Transcribe each record exactly. Include every one.

* * *

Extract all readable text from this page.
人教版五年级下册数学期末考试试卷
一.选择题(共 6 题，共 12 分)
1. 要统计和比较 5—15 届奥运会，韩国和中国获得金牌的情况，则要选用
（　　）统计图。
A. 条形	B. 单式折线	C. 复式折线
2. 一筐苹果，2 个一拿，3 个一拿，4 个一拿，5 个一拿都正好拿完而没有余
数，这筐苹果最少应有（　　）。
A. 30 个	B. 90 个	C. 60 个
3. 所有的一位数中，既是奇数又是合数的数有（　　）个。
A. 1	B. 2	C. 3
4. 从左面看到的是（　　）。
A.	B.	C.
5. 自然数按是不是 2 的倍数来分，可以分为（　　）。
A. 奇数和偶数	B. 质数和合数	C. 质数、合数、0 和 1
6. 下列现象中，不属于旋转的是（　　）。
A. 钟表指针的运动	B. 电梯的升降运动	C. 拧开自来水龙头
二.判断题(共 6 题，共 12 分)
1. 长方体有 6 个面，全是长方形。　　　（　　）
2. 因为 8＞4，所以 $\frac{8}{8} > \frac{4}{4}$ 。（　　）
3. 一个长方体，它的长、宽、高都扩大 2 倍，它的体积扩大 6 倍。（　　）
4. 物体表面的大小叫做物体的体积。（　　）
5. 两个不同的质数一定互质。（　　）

* * *

SOLUTION TO THIS PROBLEM:
Extract all readable text from this page.
人教版五年级下册数学期末考试试卷
一.选择题(共 6 题，共 12 分)
1. 要统计和比较 5—15 届奥运会，韩国和中国获得金牌的情况，则要选用
（　　）统计图。
A. 条形	B. 单式折线	C. 复式折线
2. 一筐苹果，2 个一拿，3 个一拿，4 个一拿，5 个一拿都正好拿完而没有余
数，这筐苹果最少应有（　　）。
A. 30 个	B. 90 个	C. 60 个
3. 所有的一位数中，既是奇数又是合数的数有（　　）个。
A. 1	B. 2	C. 3
4. 从左面看到的是（　　）。
A.	B.	C.
5. 自然数按是不是 2 的倍数来分，可以分为（　　）。
A. 奇数和偶数	B. 质数和合数	C. 质数、合数、0 和 1
6. 下列现象中，不属于旋转的是（　　）。
A. 钟表指针的运动	B. 电梯的升降运动	C. 拧开自来水龙头
二.判断题(共 6 题，共 12 分)
1. 长方体有 6 个面，全是长方形。　　　（　　）
2. 因为 8＞4，所以 $\frac{8}{8} > \frac{4}{4}$ 。（　　）
3. 一个长方体，它的长、宽、高都扩大 2 倍，它的体积扩大 6 倍。（　　）
4. 物体表面的大小叫做物体的体积。（　　）
5. 两个不同的质数一定互质。（　　）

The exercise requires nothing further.